-- BEGIN Reading text --

# Assessing Impact of working less hours



## mreg (7 Jun 2012)

Age: 29
Spouse’s/Partner's age: 31 

Annual gross income from employment or profession: 26,000
Annual gross income of spouse: 60,000

In general are you:
(a) spending more than you earn, or
(b) saving?  B Saving

Other borrowings – Mortgage 750 per month
Rough Monthly Out Goings
Shopping                           1,200
Creche (*for 3 children*)     1,600
Direct Debits Broad band,
Insurance etc                               400
Miselaneous                         500            
Do you pay off your full credit card balance each month? 
If not, what is the balance on your credit card? 

Savings and investments:  70,000

Do you have a pension scheme? Yes

Ages of children: 3, 2 and 4 months

*What specific question do you have or what issues are of concern to you?*

I am currently on maternity benefit with our third child. At this point it’s obvious to us that I will not be able to return to work full time and still run a home. My husband works long hours and is often away so for him to help more is not an option. 
I am not good with tax bands and working out take home pat etc so I am hoping you can help. 
(a) If my employer was to allow me to have a three day week how would this impact my take home pay and the tax credits available to me and my husband. Will there be actually much of a difference to what we take in today.

-- END Reading text --

### Exercise
Retype the section of the forum post on working fewer hours, starting at "(a) If my employer" and ending at "take in today.".

-- BEGIN Recorded data --

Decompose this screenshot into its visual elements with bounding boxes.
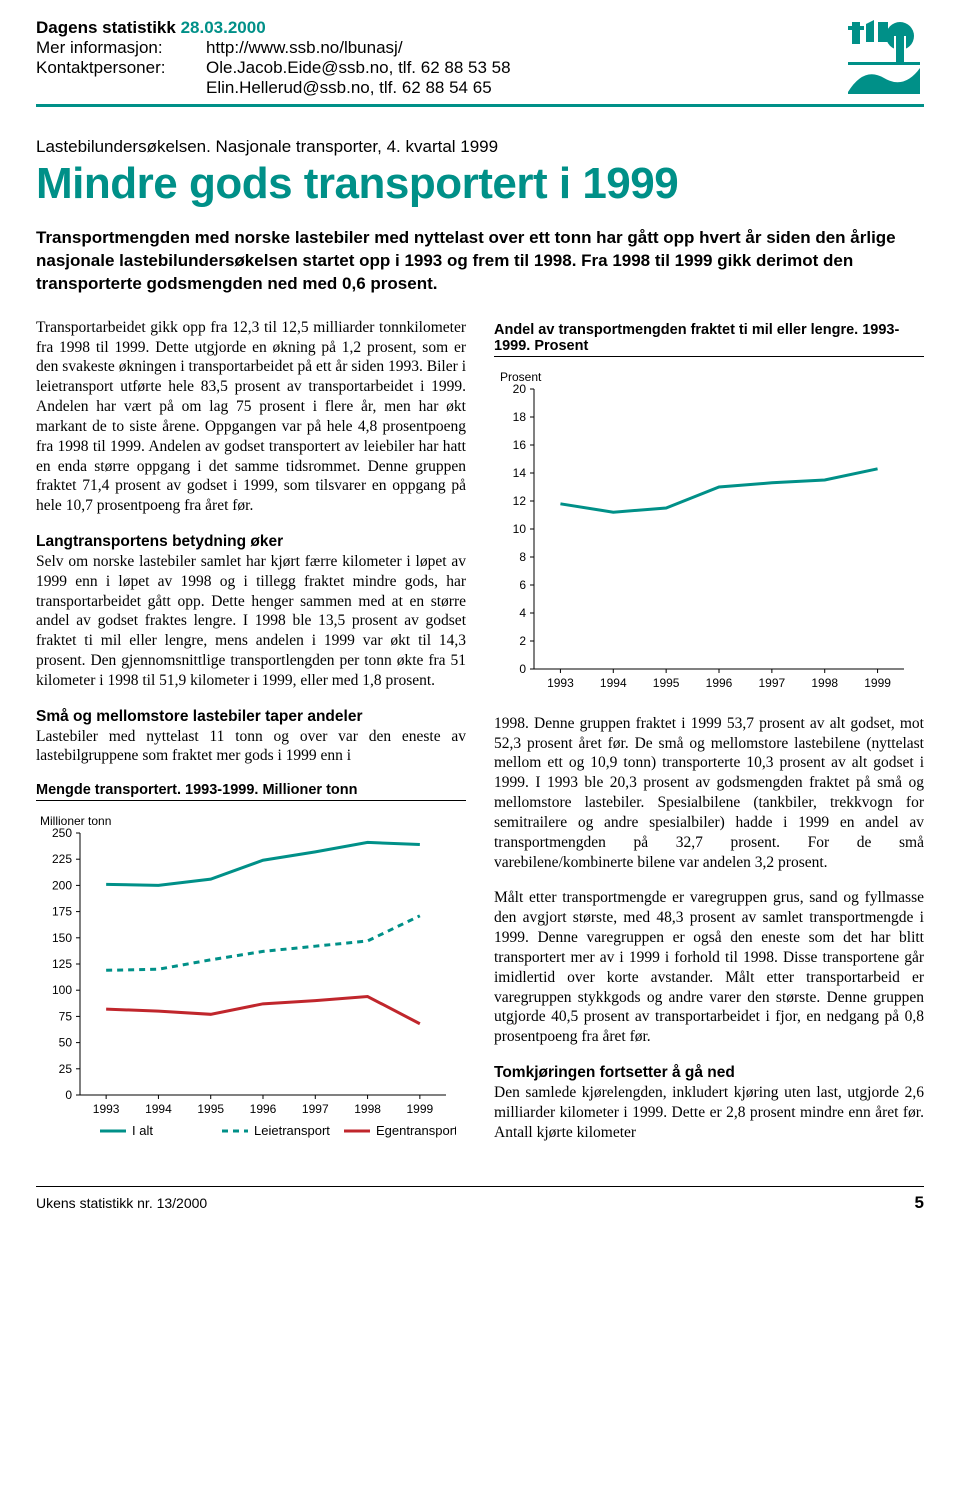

-- END Recorded data --

### Exercise result
(a) If my employer was to allow me to have a three day week how would this impact my take home pay and the tax credits available to me and my husband. Will there be actually much of a difference to what we take in today.